> **Your objective**:
Write out every entry exactly as given, but omit the pictures.

> **Data lines**:

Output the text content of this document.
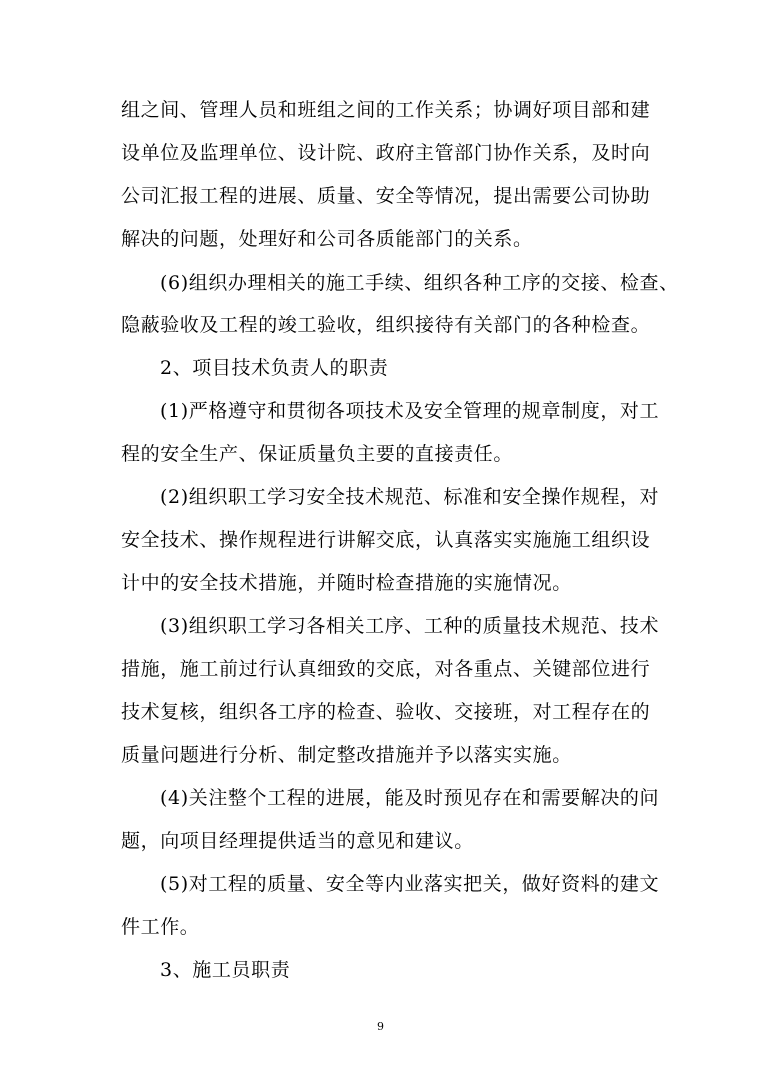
组之间、管理人员和班组之间的工作关系；协调好项目部和建
设单位及监理单位、设计院、政府主管部门协作关系，及时向
公司汇报工程的进展、质量、安全等情况，提出需要公司协助
解决的问题，处理好和公司各质能部门的关系。
(6)组织办理相关的施工手续、组织各种工序的交接、检查、
隐蔽验收及工程的竣工验收，组织接待有关部门的各种检查。
2、项目技术负责人的职责
(1)严格遵守和贯彻各项技术及安全管理的规章制度，对工
程的安全生产、保证质量负主要的直接责任。
(2)组织职工学习安全技术规范、标准和安全操作规程，对
安全技术、操作规程进行讲解交底，认真落实实施施工组织设
计中的安全技术措施，并随时检查措施的实施情况。
(3)组织职工学习各相关工序、工种的质量技术规范、技术
措施，施工前过行认真细致的交底，对各重点、关键部位进行
技术复核，组织各工序的检查、验收、交接班，对工程存在的
质量问题进行分析、制定整改措施并予以落实实施。
(4)关注整个工程的进展，能及时预见存在和需要解决的问
题，向项目经理提供适当的意见和建议。
(5)对工程的质量、安全等内业落实把关，做好资料的建文
件工作。
3、施工员职责
9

> **Solution to this problem**:
Output the text content of this document.
组之间、管理人员和班组之间的工作关系；协调好项目部和建
设单位及监理单位、设计院、政府主管部门协作关系，及时向
公司汇报工程的进展、质量、安全等情况，提出需要公司协助
解决的问题，处理好和公司各质能部门的关系。
(6)组织办理相关的施工手续、组织各种工序的交接、检查、
隐蔽验收及工程的竣工验收，组织接待有关部门的各种检查。
2、项目技术负责人的职责
(1)严格遵守和贯彻各项技术及安全管理的规章制度，对工
程的安全生产、保证质量负主要的直接责任。
(2)组织职工学习安全技术规范、标准和安全操作规程，对
安全技术、操作规程进行讲解交底，认真落实实施施工组织设
计中的安全技术措施，并随时检查措施的实施情况。
(3)组织职工学习各相关工序、工种的质量技术规范、技术
措施，施工前过行认真细致的交底，对各重点、关键部位进行
技术复核，组织各工序的检查、验收、交接班，对工程存在的
质量问题进行分析、制定整改措施并予以落实实施。
(4)关注整个工程的进展，能及时预见存在和需要解决的问
题，向项目经理提供适当的意见和建议。
(5)对工程的质量、安全等内业落实把关，做好资料的建文
件工作。
3、施工员职责
9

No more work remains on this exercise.